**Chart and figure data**
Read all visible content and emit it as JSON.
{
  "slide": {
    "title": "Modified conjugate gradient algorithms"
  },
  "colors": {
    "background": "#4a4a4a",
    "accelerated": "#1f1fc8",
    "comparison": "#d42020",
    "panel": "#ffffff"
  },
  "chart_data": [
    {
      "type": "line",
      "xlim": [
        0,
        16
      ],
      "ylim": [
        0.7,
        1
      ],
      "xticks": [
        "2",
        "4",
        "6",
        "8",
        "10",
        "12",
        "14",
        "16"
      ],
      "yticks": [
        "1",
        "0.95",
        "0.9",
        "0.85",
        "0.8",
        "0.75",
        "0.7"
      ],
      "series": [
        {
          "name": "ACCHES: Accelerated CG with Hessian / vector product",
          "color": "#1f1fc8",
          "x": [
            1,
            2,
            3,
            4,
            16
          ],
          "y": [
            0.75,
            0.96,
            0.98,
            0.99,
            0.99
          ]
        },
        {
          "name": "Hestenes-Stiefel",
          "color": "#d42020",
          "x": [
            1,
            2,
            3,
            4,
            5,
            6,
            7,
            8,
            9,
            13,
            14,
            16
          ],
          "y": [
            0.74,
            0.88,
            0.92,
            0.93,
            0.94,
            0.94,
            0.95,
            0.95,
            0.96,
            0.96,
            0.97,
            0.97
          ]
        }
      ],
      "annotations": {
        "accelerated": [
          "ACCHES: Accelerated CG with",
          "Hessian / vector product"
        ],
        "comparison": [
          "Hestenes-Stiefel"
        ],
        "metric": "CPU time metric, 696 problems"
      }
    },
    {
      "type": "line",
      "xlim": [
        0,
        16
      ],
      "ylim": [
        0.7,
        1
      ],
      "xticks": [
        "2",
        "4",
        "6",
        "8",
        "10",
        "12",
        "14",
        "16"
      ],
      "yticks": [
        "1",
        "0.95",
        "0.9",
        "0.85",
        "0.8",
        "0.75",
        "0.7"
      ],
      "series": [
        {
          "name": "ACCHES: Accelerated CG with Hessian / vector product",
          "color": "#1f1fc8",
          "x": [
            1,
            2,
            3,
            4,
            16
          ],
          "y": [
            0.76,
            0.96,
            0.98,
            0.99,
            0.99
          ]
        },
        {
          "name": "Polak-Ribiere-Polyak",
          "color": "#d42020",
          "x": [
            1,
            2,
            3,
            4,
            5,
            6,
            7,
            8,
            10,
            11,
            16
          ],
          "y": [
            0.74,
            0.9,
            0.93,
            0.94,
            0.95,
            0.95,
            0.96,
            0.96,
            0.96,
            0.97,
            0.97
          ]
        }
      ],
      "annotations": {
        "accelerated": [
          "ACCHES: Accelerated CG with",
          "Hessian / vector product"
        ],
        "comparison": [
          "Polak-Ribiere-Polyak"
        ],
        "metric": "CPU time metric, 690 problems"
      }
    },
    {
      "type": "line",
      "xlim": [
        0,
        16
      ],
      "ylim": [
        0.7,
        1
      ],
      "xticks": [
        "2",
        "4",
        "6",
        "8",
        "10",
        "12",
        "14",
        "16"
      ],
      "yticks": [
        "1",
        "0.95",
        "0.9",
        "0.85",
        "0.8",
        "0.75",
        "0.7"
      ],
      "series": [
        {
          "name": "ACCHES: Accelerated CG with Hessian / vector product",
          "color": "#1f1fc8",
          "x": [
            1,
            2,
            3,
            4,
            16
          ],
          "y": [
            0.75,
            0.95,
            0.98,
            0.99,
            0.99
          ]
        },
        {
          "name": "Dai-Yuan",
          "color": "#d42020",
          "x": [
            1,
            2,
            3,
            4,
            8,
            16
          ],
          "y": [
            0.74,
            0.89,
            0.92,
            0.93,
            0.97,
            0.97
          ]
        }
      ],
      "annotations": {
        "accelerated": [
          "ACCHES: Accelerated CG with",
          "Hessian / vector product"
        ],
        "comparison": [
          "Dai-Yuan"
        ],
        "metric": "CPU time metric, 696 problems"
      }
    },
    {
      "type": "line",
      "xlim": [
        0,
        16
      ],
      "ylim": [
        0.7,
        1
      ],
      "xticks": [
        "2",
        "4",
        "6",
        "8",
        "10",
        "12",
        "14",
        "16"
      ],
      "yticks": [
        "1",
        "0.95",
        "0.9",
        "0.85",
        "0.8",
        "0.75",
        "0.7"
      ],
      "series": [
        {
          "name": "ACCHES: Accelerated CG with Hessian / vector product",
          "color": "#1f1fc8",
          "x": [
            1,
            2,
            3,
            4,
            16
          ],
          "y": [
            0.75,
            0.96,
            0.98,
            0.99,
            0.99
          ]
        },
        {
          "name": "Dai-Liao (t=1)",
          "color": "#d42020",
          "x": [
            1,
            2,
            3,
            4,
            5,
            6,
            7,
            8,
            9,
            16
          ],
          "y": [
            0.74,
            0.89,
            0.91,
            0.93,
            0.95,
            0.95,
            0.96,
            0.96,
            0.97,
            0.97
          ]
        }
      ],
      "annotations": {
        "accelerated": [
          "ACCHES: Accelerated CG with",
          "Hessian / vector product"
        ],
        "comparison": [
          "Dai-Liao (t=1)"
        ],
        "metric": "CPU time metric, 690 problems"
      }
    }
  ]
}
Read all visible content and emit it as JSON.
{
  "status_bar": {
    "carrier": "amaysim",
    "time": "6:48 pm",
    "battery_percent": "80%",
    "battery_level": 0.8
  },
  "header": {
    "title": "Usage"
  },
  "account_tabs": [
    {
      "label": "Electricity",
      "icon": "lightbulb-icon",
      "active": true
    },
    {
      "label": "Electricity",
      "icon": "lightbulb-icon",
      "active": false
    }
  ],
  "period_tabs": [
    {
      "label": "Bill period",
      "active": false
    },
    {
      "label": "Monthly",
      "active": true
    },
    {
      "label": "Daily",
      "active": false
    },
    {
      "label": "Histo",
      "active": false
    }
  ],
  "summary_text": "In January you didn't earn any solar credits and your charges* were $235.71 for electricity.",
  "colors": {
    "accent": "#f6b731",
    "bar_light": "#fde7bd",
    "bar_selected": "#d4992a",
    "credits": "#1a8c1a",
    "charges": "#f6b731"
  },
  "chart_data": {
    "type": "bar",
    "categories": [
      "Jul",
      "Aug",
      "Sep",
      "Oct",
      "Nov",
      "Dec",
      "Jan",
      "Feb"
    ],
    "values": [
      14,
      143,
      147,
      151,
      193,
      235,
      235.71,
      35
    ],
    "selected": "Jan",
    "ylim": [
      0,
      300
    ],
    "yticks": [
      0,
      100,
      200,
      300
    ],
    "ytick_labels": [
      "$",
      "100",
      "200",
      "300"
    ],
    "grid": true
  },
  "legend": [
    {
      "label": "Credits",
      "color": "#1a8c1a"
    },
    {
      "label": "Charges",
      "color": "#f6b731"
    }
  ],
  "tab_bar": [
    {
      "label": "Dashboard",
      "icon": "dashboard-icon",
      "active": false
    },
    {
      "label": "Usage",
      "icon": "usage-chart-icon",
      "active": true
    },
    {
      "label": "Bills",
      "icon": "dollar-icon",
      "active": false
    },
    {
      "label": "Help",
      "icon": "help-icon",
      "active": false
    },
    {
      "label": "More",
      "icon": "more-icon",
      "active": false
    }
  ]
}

**WHAT IS BEING ASKED**
Reproduce the data in its entirety, matching each character.

**ANSWER TO THIS PROBLEM**
Read all visible content and emit it as JSON.
{
  "slide": {
    "title": "Modified conjugate gradient algorithms"
  },
  "colors": {
    "background": "#4a4a4a",
    "accelerated": "#1f1fc8",
    "comparison": "#d42020",
    "panel": "#ffffff"
  },
  "chart_data": [
    {
      "type": "line",
      "xlim": [
        0,
        16
      ],
      "ylim": [
        0.7,
        1
      ],
      "xticks": [
        "2",
        "4",
        "6",
        "8",
        "10",
        "12",
        "14",
        "16"
      ],
      "yticks": [
        "1",
        "0.95",
        "0.9",
        "0.85",
        "0.8",
        "0.75",
        "0.7"
      ],
      "series": [
        {
          "name": "ACCHES: Accelerated CG with Hessian / vector product",
          "color": "#1f1fc8",
          "x": [
            1,
            2,
            3,
            4,
            16
          ],
          "y": [
            0.75,
            0.96,
            0.98,
            0.99,
            0.99
          ]
        },
        {
          "name": "Hestenes-Stiefel",
          "color": "#d42020",
          "x": [
            1,
            2,
            3,
            4,
            5,
            6,
            7,
            8,
            9,
            13,
            14,
            16
          ],
          "y": [
            0.74,
            0.88,
            0.92,
            0.93,
            0.94,
            0.94,
            0.95,
            0.95,
            0.96,
            0.96,
            0.97,
            0.97
          ]
        }
      ],
      "annotations": {
        "accelerated": [
          "ACCHES: Accelerated CG with",
          "Hessian / vector product"
        ],
        "comparison": [
          "Hestenes-Stiefel"
        ],
        "metric": "CPU time metric, 696 problems"
      }
    },
    {
      "type": "line",
      "xlim": [
        0,
        16
      ],
      "ylim": [
        0.7,
        1
      ],
      "xticks": [
        "2",
        "4",
        "6",
        "8",
        "10",
        "12",
        "14",
        "16"
      ],
      "yticks": [
        "1",
        "0.95",
        "0.9",
        "0.85",
        "0.8",
        "0.75",
        "0.7"
      ],
      "series": [
        {
          "name": "ACCHES: Accelerated CG with Hessian / vector product",
          "color": "#1f1fc8",
          "x": [
            1,
            2,
            3,
            4,
            16
          ],
          "y": [
            0.76,
            0.96,
            0.98,
            0.99,
            0.99
          ]
        },
        {
          "name": "Polak-Ribiere-Polyak",
          "color": "#d42020",
          "x": [
            1,
            2,
            3,
            4,
            5,
            6,
            7,
            8,
            10,
            11,
            16
          ],
          "y": [
            0.74,
            0.9,
            0.93,
            0.94,
            0.95,
            0.95,
            0.96,
            0.96,
            0.96,
            0.97,
            0.97
          ]
        }
      ],
      "annotations": {
        "accelerated": [
          "ACCHES: Accelerated CG with",
          "Hessian / vector product"
        ],
        "comparison": [
          "Polak-Ribiere-Polyak"
        ],
        "metric": "CPU time metric, 690 problems"
      }
    },
    {
      "type": "line",
      "xlim": [
        0,
        16
      ],
      "ylim": [
        0.7,
        1
      ],
      "xticks": [
        "2",
        "4",
        "6",
        "8",
        "10",
        "12",
        "14",
        "16"
      ],
      "yticks": [
        "1",
        "0.95",
        "0.9",
        "0.85",
        "0.8",
        "0.75",
        "0.7"
      ],
      "series": [
        {
          "name": "ACCHES: Accelerated CG with Hessian / vector product",
          "color": "#1f1fc8",
          "x": [
            1,
            2,
            3,
            4,
            16
          ],
          "y": [
            0.75,
            0.95,
            0.98,
            0.99,
            0.99
          ]
        },
        {
          "name": "Dai-Yuan",
          "color": "#d42020",
          "x": [
            1,
            2,
            3,
            4,
            8,
            16
          ],
          "y": [
            0.74,
            0.89,
            0.92,
            0.93,
            0.97,
            0.97
          ]
        }
      ],
      "annotations": {
        "accelerated": [
          "ACCHES: Accelerated CG with",
          "Hessian / vector product"
        ],
        "comparison": [
          "Dai-Yuan"
        ],
        "metric": "CPU time metric, 696 problems"
      }
    },
    {
      "type": "line",
      "xlim": [
        0,
        16
      ],
      "ylim": [
        0.7,
        1
      ],
      "xticks": [
        "2",
        "4",
        "6",
        "8",
        "10",
        "12",
        "14",
        "16"
      ],
      "yticks": [
        "1",
        "0.95",
        "0.9",
        "0.85",
        "0.8",
        "0.75",
        "0.7"
      ],
      "series": [
        {
          "name": "ACCHES: Accelerated CG with Hessian / vector product",
          "color": "#1f1fc8",
          "x": [
            1,
            2,
            3,
            4,
            16
          ],
          "y": [
            0.75,
            0.96,
            0.98,
            0.99,
            0.99
          ]
        },
        {
          "name": "Dai-Liao (t=1)",
          "color": "#d42020",
          "x": [
            1,
            2,
            3,
            4,
            5,
            6,
            7,
            8,
            9,
            16
          ],
          "y": [
            0.74,
            0.89,
            0.91,
            0.93,
            0.95,
            0.95,
            0.96,
            0.96,
            0.97,
            0.97
          ]
        }
      ],
      "annotations": {
        "accelerated": [
          "ACCHES: Accelerated CG with",
          "Hessian / vector product"
        ],
        "comparison": [
          "Dai-Liao (t=1)"
        ],
        "metric": "CPU time metric, 690 problems"
      }
    }
  ]
}
Read all visible content and emit it as JSON.
{
  "status_bar": {
    "carrier": "amaysim",
    "time": "6:48 pm",
    "battery_percent": "80%",
    "battery_level": 0.8
  },
  "header": {
    "title": "Usage"
  },
  "account_tabs": [
    {
      "label": "Electricity",
      "icon": "lightbulb-icon",
      "active": true
    },
    {
      "label": "Electricity",
      "icon": "lightbulb-icon",
      "active": false
    }
  ],
  "period_tabs": [
    {
      "label": "Bill period",
      "active": false
    },
    {
      "label": "Monthly",
      "active": true
    },
    {
      "label": "Daily",
      "active": false
    },
    {
      "label": "Histo",
      "active": false
    }
  ],
  "summary_text": "In January you didn't earn any solar credits and your charges* were $235.71 for electricity.",
  "colors": {
    "accent": "#f6b731",
    "bar_light": "#fde7bd",
    "bar_selected": "#d4992a",
    "credits": "#1a8c1a",
    "charges": "#f6b731"
  },
  "chart_data": {
    "type": "bar",
    "categories": [
      "Jul",
      "Aug",
      "Sep",
      "Oct",
      "Nov",
      "Dec",
      "Jan",
      "Feb"
    ],
    "values": [
      14,
      143,
      147,
      151,
      193,
      235,
      235.71,
      35
    ],
    "selected": "Jan",
    "ylim": [
      0,
      300
    ],
    "yticks": [
      0,
      100,
      200,
      300
    ],
    "ytick_labels": [
      "$",
      "100",
      "200",
      "300"
    ],
    "grid": true
  },
  "legend": [
    {
      "label": "Credits",
      "color": "#1a8c1a"
    },
    {
      "label": "Charges",
      "color": "#f6b731"
    }
  ],
  "tab_bar": [
    {
      "label": "Dashboard",
      "icon": "dashboard-icon",
      "active": false
    },
    {
      "label": "Usage",
      "icon": "usage-chart-icon",
      "active": true
    },
    {
      "label": "Bills",
      "icon": "dollar-icon",
      "active": false
    },
    {
      "label": "Help",
      "icon": "help-icon",
      "active": false
    },
    {
      "label": "More",
      "icon": "more-icon",
      "active": false
    }
  ]
}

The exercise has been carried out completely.